[Written tasks]
(A) Duplicate the part of the 18xx convention post that opens with the words containing "This time I've" and closes with "29 – June 1.".
(B) Write the next part of the 18xx convention post, picking up after its last sentence.

[Provided passage]
+ + + + + + +
Another edition of my favourite boardgaming event: Belgian 18xx Convention. Winter ones take three days, starting on Friday evening and ending on Sunday afternoon. In terms of number of participants, the event was twice as big as the one last winter. At this rate, the next edition may have to be limited since we are approaching the capacity of the venue. This only makes the work of organisers, Luk and David, even more admirable. An impressive thing is that they made a games schedule for everyone and were actively updating it according to people's wishes.

Big thanks to David who, found us a place to kick off the convention earlier, like the last time (why play only one game on Friday if you can play two—or three—instead? ).

This time I've only played 5 games, but 3 of them are long and I wanted to try them, so the result is still satisfying. I also had an opportunity to chat with folks I know from previous editions and to finally meet in person some guys I've been playing online (on Board18). The event was great, everybody loved it and I'm already waiting for the next one will take place May 29 – June 1.

What I've played


Friday

1849


Once again I started with a 4-player game of 1849. I enjoyed it like always. We ended up with only 4 companies in play (3 were killed during the play), since opening the next one available wouldn't be beneficial at that point of game.
+ + + + + + +
[Records]
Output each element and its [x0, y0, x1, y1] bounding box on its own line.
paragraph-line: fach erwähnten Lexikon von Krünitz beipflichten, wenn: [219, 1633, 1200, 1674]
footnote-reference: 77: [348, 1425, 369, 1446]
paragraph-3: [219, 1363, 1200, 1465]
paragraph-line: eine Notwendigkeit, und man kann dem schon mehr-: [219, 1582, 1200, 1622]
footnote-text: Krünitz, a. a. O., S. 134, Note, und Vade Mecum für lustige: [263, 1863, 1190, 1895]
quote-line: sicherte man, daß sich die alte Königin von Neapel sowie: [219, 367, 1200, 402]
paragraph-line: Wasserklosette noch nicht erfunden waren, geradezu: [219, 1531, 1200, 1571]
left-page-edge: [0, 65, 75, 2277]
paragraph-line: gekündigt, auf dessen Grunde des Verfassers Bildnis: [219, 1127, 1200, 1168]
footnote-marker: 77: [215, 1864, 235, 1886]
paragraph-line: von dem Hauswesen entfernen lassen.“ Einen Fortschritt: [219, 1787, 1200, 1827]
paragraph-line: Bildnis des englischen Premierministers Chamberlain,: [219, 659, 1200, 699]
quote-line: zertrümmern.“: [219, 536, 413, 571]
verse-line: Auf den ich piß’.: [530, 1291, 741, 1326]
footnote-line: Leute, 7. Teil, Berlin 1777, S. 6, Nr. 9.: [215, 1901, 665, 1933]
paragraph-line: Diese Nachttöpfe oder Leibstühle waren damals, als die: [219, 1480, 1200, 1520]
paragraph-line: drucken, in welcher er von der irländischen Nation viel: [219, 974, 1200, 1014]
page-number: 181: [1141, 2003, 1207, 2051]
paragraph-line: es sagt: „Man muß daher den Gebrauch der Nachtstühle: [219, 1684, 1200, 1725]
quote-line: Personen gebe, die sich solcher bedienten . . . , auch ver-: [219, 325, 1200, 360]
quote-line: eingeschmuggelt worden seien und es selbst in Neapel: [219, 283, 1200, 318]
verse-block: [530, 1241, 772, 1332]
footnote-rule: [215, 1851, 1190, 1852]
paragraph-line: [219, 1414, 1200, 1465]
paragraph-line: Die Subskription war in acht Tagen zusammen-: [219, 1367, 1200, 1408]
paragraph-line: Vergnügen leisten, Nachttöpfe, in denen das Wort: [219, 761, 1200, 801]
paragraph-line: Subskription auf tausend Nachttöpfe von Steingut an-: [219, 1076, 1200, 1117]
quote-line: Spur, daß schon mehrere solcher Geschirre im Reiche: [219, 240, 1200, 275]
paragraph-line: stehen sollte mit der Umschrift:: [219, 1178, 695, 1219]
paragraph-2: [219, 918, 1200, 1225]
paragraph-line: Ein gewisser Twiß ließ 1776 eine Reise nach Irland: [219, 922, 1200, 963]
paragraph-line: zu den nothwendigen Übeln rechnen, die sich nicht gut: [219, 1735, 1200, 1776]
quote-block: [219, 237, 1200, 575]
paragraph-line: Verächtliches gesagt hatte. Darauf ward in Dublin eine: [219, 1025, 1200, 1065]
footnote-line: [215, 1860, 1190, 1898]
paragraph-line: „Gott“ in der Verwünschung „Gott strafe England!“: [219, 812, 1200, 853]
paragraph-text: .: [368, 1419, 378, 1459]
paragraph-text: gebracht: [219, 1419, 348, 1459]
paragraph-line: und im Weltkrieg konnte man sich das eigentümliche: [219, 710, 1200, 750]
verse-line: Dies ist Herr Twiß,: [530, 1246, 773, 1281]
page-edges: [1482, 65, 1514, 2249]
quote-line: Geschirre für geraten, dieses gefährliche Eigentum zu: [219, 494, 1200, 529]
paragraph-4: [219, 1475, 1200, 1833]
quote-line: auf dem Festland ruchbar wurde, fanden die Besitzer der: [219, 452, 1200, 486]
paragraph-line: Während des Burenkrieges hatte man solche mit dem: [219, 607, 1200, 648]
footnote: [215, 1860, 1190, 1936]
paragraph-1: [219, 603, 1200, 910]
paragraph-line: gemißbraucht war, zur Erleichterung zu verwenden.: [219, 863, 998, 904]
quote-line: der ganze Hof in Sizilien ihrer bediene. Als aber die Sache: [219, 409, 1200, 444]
+ + + + + + +
[Answers provided]
(A)
This time I've only played 5 games, but 3 of them are long and I wanted to try them, so the result is still satisfying. I also had an opportunity to chat with folks I know from previous editions and to finally meet in person some guys I've been playing online (on Board18). The event was great, everybody loved it and I'm already waiting for the next one will take place May 29 – June 1.

(B)
Number of players: 4
Game length: 2h 30min

From gallery of Galatolol


1830

1830 with Lemmi, a computer moderator that takes care of everything except the map, tracks and station (I wrote a guide on how to use it: https://www.railsonboards.com/?s=lemmi).
I think I had an edge, having a ton of money at the crucial point of the game, but I overthought things, starting new company lower than I could have (I wanted to act after the others) and finally that $100 less was hurting me until the end.

Number of players: 5
Game length: 3h 30min

From gallery of Galatolol


Saturday

18USA


My first play of this 1817 variant. I did extremely poorly, but liked the proposed changes. The map feels more open and the stock market is much bigger (with more active stock value markers), so you can focus more on the market. I had an impression that the game was a little bit less elegant though, probably due to the fiddly setup.

From gallery of Galatolol


Number of players: 6
Game length: 8h

18MM

Since I heard that in this one you have 6 types of 2-trains, I really wanted to give it a try, I always appreciate crazy ideas. The game is a mix of 1817 and 1862 with a random map. Unfortunately, the game isn't exactly suited for my taste since I prefer cash-poor ones and this is the opposite: you can produce a ton of money without any risk. That's right, there are no liabilities (like trains or loans), if you don't feel like owning the company anymore, you just sell all its shares. This results in quite a push forward race.
Even if overall this isn't something I'm looking for in 18xx games, I want to play 18MM again, mainly thanks to the random map, uneven company starting positions (that are bid on) and because I feel that it may actually be a good exercise of how to maximising your score when you don't have to worry about anything.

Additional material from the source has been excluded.